WHAT IS NEEDED:
Format every line of the material below as a JSON list of strings, one string per line, with blank lines omitted. Leave the pictures out of the list.

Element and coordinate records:
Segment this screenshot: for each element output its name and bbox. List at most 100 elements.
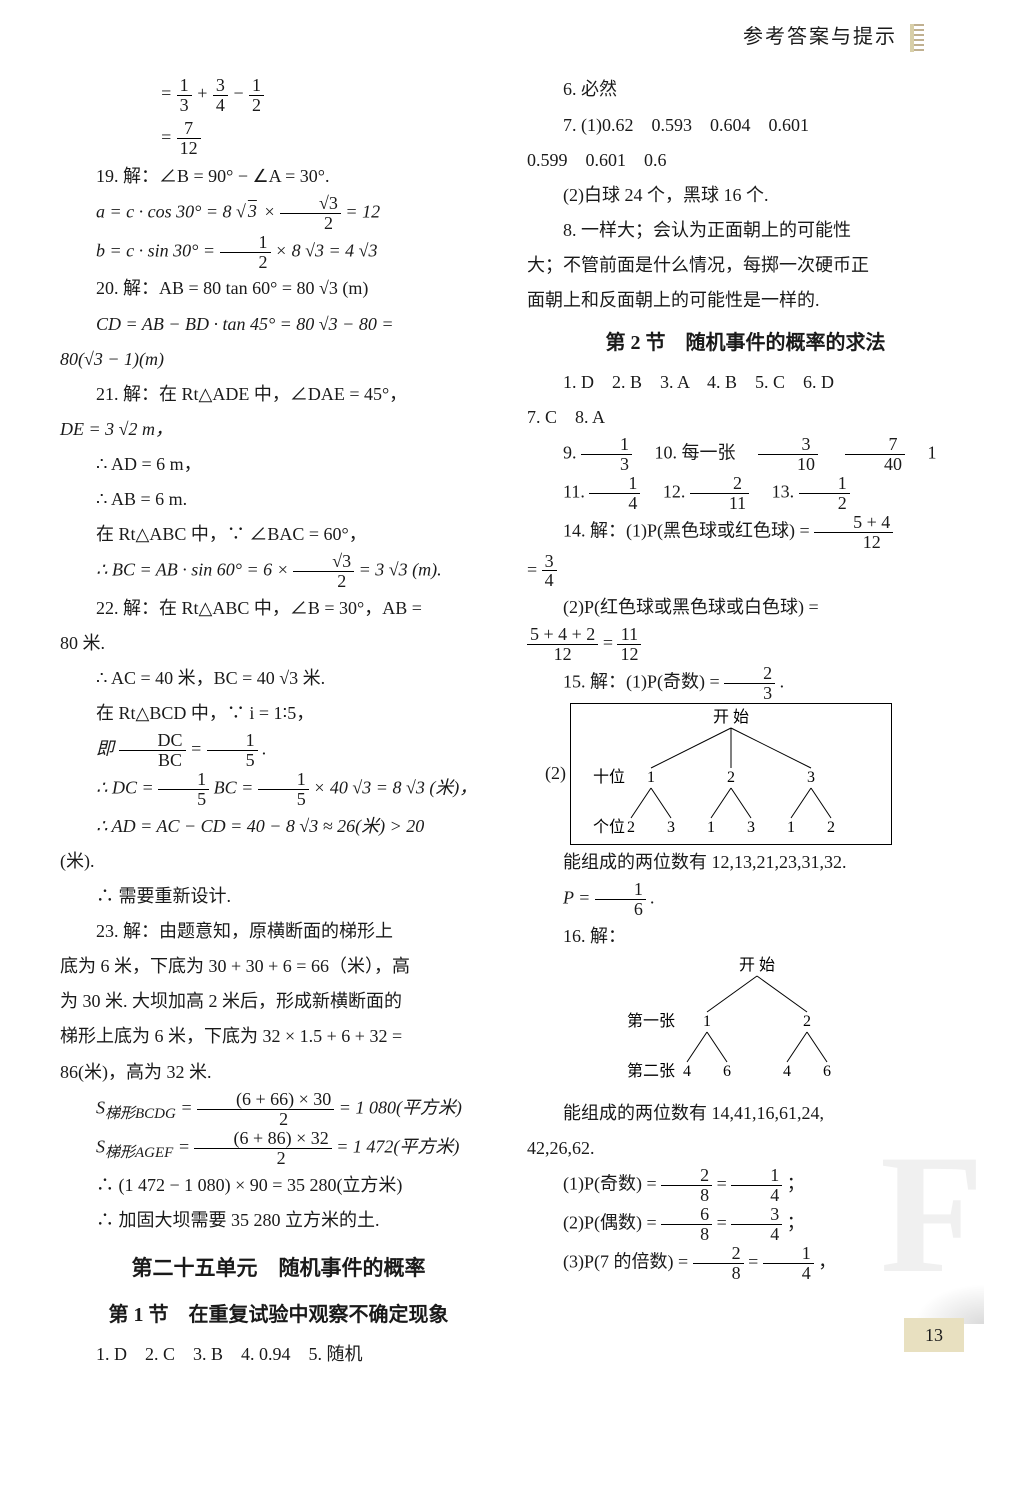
q22g: ∴ AD = AC − CD = 40 − 8 √3 ≈ 26(米) > 20 — [60, 809, 497, 844]
svg-text:3: 3 — [807, 769, 815, 786]
q22b: 80 米. — [60, 626, 497, 661]
q22a: 22. 解：在 Rt△ABC 中，∠B = 30°，AB = — [60, 591, 497, 626]
txt: 即 — [96, 739, 114, 759]
txt: ， — [818, 1251, 836, 1271]
n: 5 + 4 — [814, 513, 893, 533]
txt: − — [232, 83, 249, 103]
svg-text:2: 2 — [827, 819, 835, 836]
tree1-prefix: (2) — [545, 756, 566, 791]
r-a2b: 7. C 8. A — [527, 400, 964, 435]
d: 8 — [693, 1264, 744, 1283]
svg-text:3: 3 — [667, 819, 675, 836]
txt: = — [603, 633, 618, 653]
txt: 12. — [645, 482, 690, 502]
svg-text:6: 6 — [723, 1063, 731, 1080]
tree1-ones-label: 个位 — [593, 818, 625, 836]
q23i: ∴ 加固大坝需要 35 280 立方米的土. — [60, 1203, 497, 1238]
txt: ； — [787, 1174, 805, 1194]
n: 2 — [661, 1166, 712, 1186]
d: 3 — [177, 96, 192, 115]
q20b: CD = AB − BD · tan 45° = 80 √3 − 80 = — [60, 307, 497, 342]
txt: = — [160, 127, 177, 147]
d: 40 — [845, 455, 905, 474]
q21a: 21. 解：在 Rt△ADE 中，∠DAE = 45°， — [60, 377, 497, 412]
n: 2 — [724, 664, 775, 684]
d: 2 — [249, 96, 264, 115]
txt: + — [196, 83, 213, 103]
r14a: 14. 解：(1)P(黑色球或红色球) = 5 + 412 — [527, 513, 964, 552]
frac: 15 — [258, 770, 309, 809]
q23d: 梯形上底为 6 米，下底为 32 × 1.5 + 6 + 32 = — [60, 1019, 497, 1054]
d: 5 — [258, 790, 309, 809]
svg-text:2: 2 — [727, 769, 735, 786]
txt: × 8 √3 = 4 √3 — [275, 240, 378, 260]
n: 1 — [731, 1166, 782, 1186]
txt: ； — [787, 1213, 805, 1233]
q22f: ∴ DC = 15 BC = 15 × 40 √3 = 8 √3 (米)， — [60, 770, 497, 809]
q20c: 80(√3 − 1)(m) — [60, 342, 497, 377]
n: DC — [119, 731, 186, 751]
d: 5 — [158, 790, 209, 809]
frac: DCBC — [119, 731, 186, 770]
d: 2 — [280, 214, 341, 233]
frac: 15 — [207, 731, 258, 770]
n: 1 — [595, 880, 646, 900]
frac: (6 + 66) × 302 — [197, 1090, 334, 1129]
left-column: = 13 + 34 − 12 = 712 19. 解：∠B = 90° − ∠A… — [60, 72, 497, 1371]
n: 1 — [763, 1244, 814, 1264]
txt: 13. — [754, 482, 799, 502]
txt: = — [717, 1213, 732, 1233]
sub: 梯形BCDG — [105, 1106, 176, 1122]
d: 3 — [581, 455, 632, 474]
right-column: 6. 必然 7. (1)0.62 0.593 0.604 0.601 0.599… — [527, 72, 964, 1371]
tree-diagram-1: 开 始 十位 1 2 3 个位 2 3 1 3 1 — [570, 703, 892, 845]
r16b: 能组成的两位数有 14,41,16,61,24, — [527, 1096, 964, 1131]
frac: 15 — [158, 770, 209, 809]
q21c: ∴ AD = 6 m， — [60, 447, 497, 482]
frac: 211 — [690, 474, 749, 513]
frac: 16 — [595, 880, 646, 919]
frac: 12 — [249, 76, 264, 115]
frac: 34 — [542, 552, 557, 591]
frac: 740 — [845, 435, 905, 474]
n: √3 — [280, 194, 341, 214]
frac: (6 + 86) × 322 — [194, 1129, 331, 1168]
r11-13: 11. 14 12. 211 13. 12 — [527, 474, 964, 513]
txt: P = — [563, 888, 595, 908]
r16: 16. 解： — [527, 919, 964, 954]
frac: 5 + 412 — [814, 513, 893, 552]
tree2-svg: 开 始 第一张 1 2 第二张 4 6 4 6 — [587, 954, 887, 1084]
q21b: DE = 3 √2 m， — [60, 412, 497, 447]
svg-text:1: 1 — [703, 1013, 711, 1030]
d: 4 — [542, 571, 557, 590]
d: 8 — [661, 1225, 712, 1244]
svg-text:6: 6 — [823, 1063, 831, 1080]
n: (6 + 86) × 32 — [194, 1129, 331, 1149]
tree1-svg: 开 始 十位 1 2 3 个位 2 3 1 3 1 — [571, 704, 891, 844]
n: (6 + 66) × 30 — [197, 1090, 334, 1110]
d: 2 — [799, 494, 850, 513]
section-2-title: 第 2 节 随机事件的概率的求法 — [527, 324, 964, 363]
d: 2 — [194, 1149, 331, 1168]
q23b: 底为 6 米，下底为 30 + 30 + 6 = 66（米），高 — [60, 949, 497, 984]
n: 6 — [661, 1205, 712, 1225]
frac: 12 — [799, 474, 850, 513]
frac: 14 — [763, 1244, 814, 1283]
r8c: 面朝上和反面朝上的可能性是一样的. — [527, 283, 964, 318]
page: 参考答案与提示 = 13 + 34 − 12 = 712 19. 解：∠B = … — [0, 0, 1024, 1372]
svg-text:1: 1 — [647, 769, 655, 786]
n: 3 — [758, 435, 818, 455]
frac: 12 — [220, 233, 271, 272]
r7a: 7. (1)0.62 0.593 0.604 0.601 — [527, 108, 964, 143]
r16c: 42,26,62. — [527, 1131, 964, 1166]
frac: 13 — [581, 435, 632, 474]
txt: 1 — [910, 443, 937, 463]
unit-25-title: 第二十五单元 随机事件的概率 — [60, 1249, 497, 1290]
q23h: ∴ (1 472 − 1 080) × 90 = 35 280(立方米) — [60, 1168, 497, 1203]
txt: 9. — [563, 443, 581, 463]
d: 12 — [814, 533, 893, 552]
frac: √32 — [293, 552, 354, 591]
frac: 28 — [661, 1166, 712, 1205]
txt: = 1 472(平方米) — [336, 1137, 459, 1157]
txt: = — [190, 739, 207, 759]
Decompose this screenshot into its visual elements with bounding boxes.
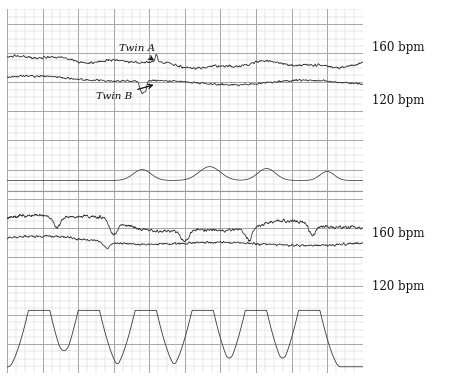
Text: 160 bpm: 160 bpm [372, 41, 425, 54]
Text: Twin A: Twin A [119, 44, 155, 60]
Text: 120 bpm: 120 bpm [372, 280, 424, 293]
Text: Twin B: Twin B [96, 85, 153, 100]
Text: 120 bpm: 120 bpm [372, 94, 424, 107]
Text: 160 bpm: 160 bpm [372, 227, 425, 240]
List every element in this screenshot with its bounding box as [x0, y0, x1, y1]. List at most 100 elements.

WRITTEN SOLUTION:
[
  "Segment this screenshot: for each element output its name and bbox. List at most 100 elements.",
  "q22g: ∴ AD = AC − CD = 40 − 8 √3 ≈ 26(米) > 20 — [60, 809, 497, 844]",
  "svg-text:3: 3 — [807, 769, 815, 786]",
  "q22b: 80 米. — [60, 626, 497, 661]",
  "q22a: 22. 解：在 Rt△ABC 中，∠B = 30°，AB = — [60, 591, 497, 626]",
  "txt: 即 — [96, 739, 114, 759]",
  "txt: ， — [818, 1251, 836, 1271]",
  "n: 5 + 4 — [814, 513, 893, 533]",
  "txt: − — [232, 83, 249, 103]",
  "svg-text:2: 2 — [827, 819, 835, 836]",
  "tree1-prefix: (2) — [545, 756, 566, 791]",
  "r-a2b: 7. C 8. A — [527, 400, 964, 435]",
  "d: 8 — [693, 1264, 744, 1283]",
  "svg-text:3: 3 — [667, 819, 675, 836]",
  "txt: = — [603, 633, 618, 653]",
  "txt: 12. — [645, 482, 690, 502]",
  "svg-text:6: 6 — [723, 1063, 731, 1080]",
  "tree1-ones-label: 个位 — [593, 818, 625, 836]",
  "q23i: ∴ 加固大坝需要 35 280 立方米的土. — [60, 1203, 497, 1238]",
  "txt: ； — [787, 1174, 805, 1194]",
  "n: 2 — [661, 1166, 712, 1186]",
  "d: 3 — [177, 96, 192, 115]",
  "q20b: CD = AB − BD · tan 45° = 80 √3 − 80 = — [60, 307, 497, 342]",
  "txt: = — [160, 127, 177, 147]",
  "d: 40 — [845, 455, 905, 474]",
  "q21a: 21. 解：在 Rt△ADE 中，∠DAE = 45°， — [60, 377, 497, 412]",
  "n: 2 — [724, 664, 775, 684]",
  "d: 2 — [249, 96, 264, 115]",
  "txt: + — [196, 83, 213, 103]",
  "r14a: 14. 解：(1)P(黑色球或红色球) = 5 + 412 — [527, 513, 964, 552]",
  "frac: 15 — [258, 770, 309, 809]",
  "q23d: 梯形上底为 6 米，下底为 32 × 1.5 + 6 + 32 = — [60, 1019, 497, 1054]",
  "d: 5 — [258, 790, 309, 809]",
  "svg-text:2: 2 — [727, 769, 735, 786]",
  "txt: × 8 √3 = 4 √3 — [275, 240, 378, 260]",
  "n: 1 — [731, 1166, 782, 1186]",
  "txt: ； — [787, 1213, 805, 1233]",
  "q22f: ∴ DC = 15 BC = 15 × 40 √3 = 8 √3 (米)， — [60, 770, 497, 809]",
  "q20c: 80(√3 − 1)(m) — [60, 342, 497, 377]",
  "n: DC — [119, 731, 186, 751]",
  "d: 5 — [158, 790, 209, 809]",
  "frac: DCBC — [119, 731, 186, 770]",
  "d: 2 — [280, 214, 341, 233]",
  "frac: 15 — [207, 731, 258, 770]",
  "n: 1 — [595, 880, 646, 900]",
  "frac: (6 + 66) × 302 — [197, 1090, 334, 1129]",
  "left-column: = 13 + 34 − 12 = 712 19. 解：∠B = 90° − ∠A… — [60, 72, 497, 1371]",
  "n: 1 — [763, 1244, 814, 1264]",
  "txt: 13. — [754, 482, 799, 502]",
  "txt: = — [717, 1213, 732, 1233]",
  "sub: 梯形BCDG — [105, 1106, 176, 1122]",
  "d: 3 — [581, 455, 632, 474]",
  "right-column: 6. 必然 7. (1)0.62 0.593 0.604 0.601 0.599… — [527, 72, 964, 1371]",
  "tree-diagram-1: 开 始 十位 1 2 3 个位 2 3 1 3 1 — [570, 703, 892, 845]",
  "r16b: 能组成的两位数有 14,41,16,61,24, — [527, 1096, 964, 1131]",
  "frac: 15 — [158, 770, 209, 809]",
  "q21c: ∴ AD = 6 m， — [60, 447, 497, 482]",
  "frac: 211 — [690, 474, 749, 513]",
  "frac: 16 — [595, 880, 646, 919]",
  "frac: 12 — [249, 76, 264, 115]",
  "frac: 34 — [542, 552, 557, 591]",
  "frac: 740 — [845, 435, 905, 474]",
  "n: √3 — [280, 194, 341, 214]",
  "frac: (6 + 86) × 322 — [194, 1129, 331, 1168]",
  "r11-13: 11. 14 12. 211 13. 12 — [527, 474, 964, 513]",
  "txt: P = — [563, 888, 595, 908]",
  "r16: 16. 解： — [527, 919, 964, 954]",
  "frac: 5 + 412 — [814, 513, 893, 552]",
  "tree2-svg: 开 始 第一张 1 2 第二张 4 6 4 6 — [587, 954, 887, 1084]",
  "q21b: DE = 3 √2 m， — [60, 412, 497, 447]",
  "svg-text:1: 1 — [703, 1013, 711, 1030]",
  "d: 4 — [542, 571, 557, 590]",
  "d: 8 — [661, 1225, 712, 1244]",
  "svg-text:6: 6 — [823, 1063, 831, 1080]",
  "n: (6 + 86) × 32 — [194, 1129, 331, 1149]",
  "tree1-svg: 开 始 十位 1 2 3 个位 2 3 1 3 1 — [571, 704, 891, 844]",
  "n: (6 + 66) × 30 — [197, 1090, 334, 1110]",
  "d: 2 — [799, 494, 850, 513]",
  "section-2-title: 第 2 节 随机事件的概率的求法 — [527, 324, 964, 363]",
  "d: 2 — [194, 1149, 331, 1168]",
  "q23b: 底为 6 米，下底为 30 + 30 + 6 = 66（米），高 — [60, 949, 497, 984]",
  "n: 6 — [661, 1205, 712, 1225]",
  "frac: 12 — [799, 474, 850, 513]",
  "frac: 14 — [763, 1244, 814, 1283]",
  "r8c: 面朝上和反面朝上的可能性是一样的. — [527, 283, 964, 318]",
  "page: 参考答案与提示 = 13 + 34 − 12 = 712 19. 解：∠B = … — [0, 0, 1024, 1372]",
  "svg-text:1: 1 — [647, 769, 655, 786]",
  "n: 3 — [758, 435, 818, 455]",
  "frac: 12 — [220, 233, 271, 272]",
  "r7a: 7. (1)0.62 0.593 0.604 0.601 — [527, 108, 964, 143]",
  "r16c: 42,26,62. — [527, 1131, 964, 1166]",
  "frac: 13 — [581, 435, 632, 474]",
  "txt: 1 — [910, 443, 937, 463]",
  "unit-25-title: 第二十五单元 随机事件的概率 — [60, 1249, 497, 1290]",
  "q23h: ∴ (1 472 − 1 080) × 90 = 35 280(立方米) — [60, 1168, 497, 1203]",
  "txt: 9. — [563, 443, 581, 463]",
  "d: 12 — [814, 533, 893, 552]",
  "frac: √32 — [293, 552, 354, 591]",
  "frac: 28 — [661, 1166, 712, 1205]",
  "txt: = 1 472(平方米) — [336, 1137, 459, 1157]",
  "txt: = — [190, 739, 207, 759]",
  "Decompose this screenshot into its visual elements with bounding boxes.",
  "Text: 160 bpm: 160 bpm [372, 41, 425, 54]",
  "Text: Twin A: Twin A [119, 44, 155, 60]",
  "Text: 120 bpm: 120 bpm [372, 280, 424, 293]",
  "Text: Twin B: Twin B [96, 85, 153, 100]",
  "Text: 120 bpm: 120 bpm [372, 94, 424, 107]",
  "Text: 160 bpm: 160 bpm [372, 227, 425, 240]",
  "List every element in this screenshot with its bounding box as [x0, y0, x1, y1]. List at most 100 elements."
]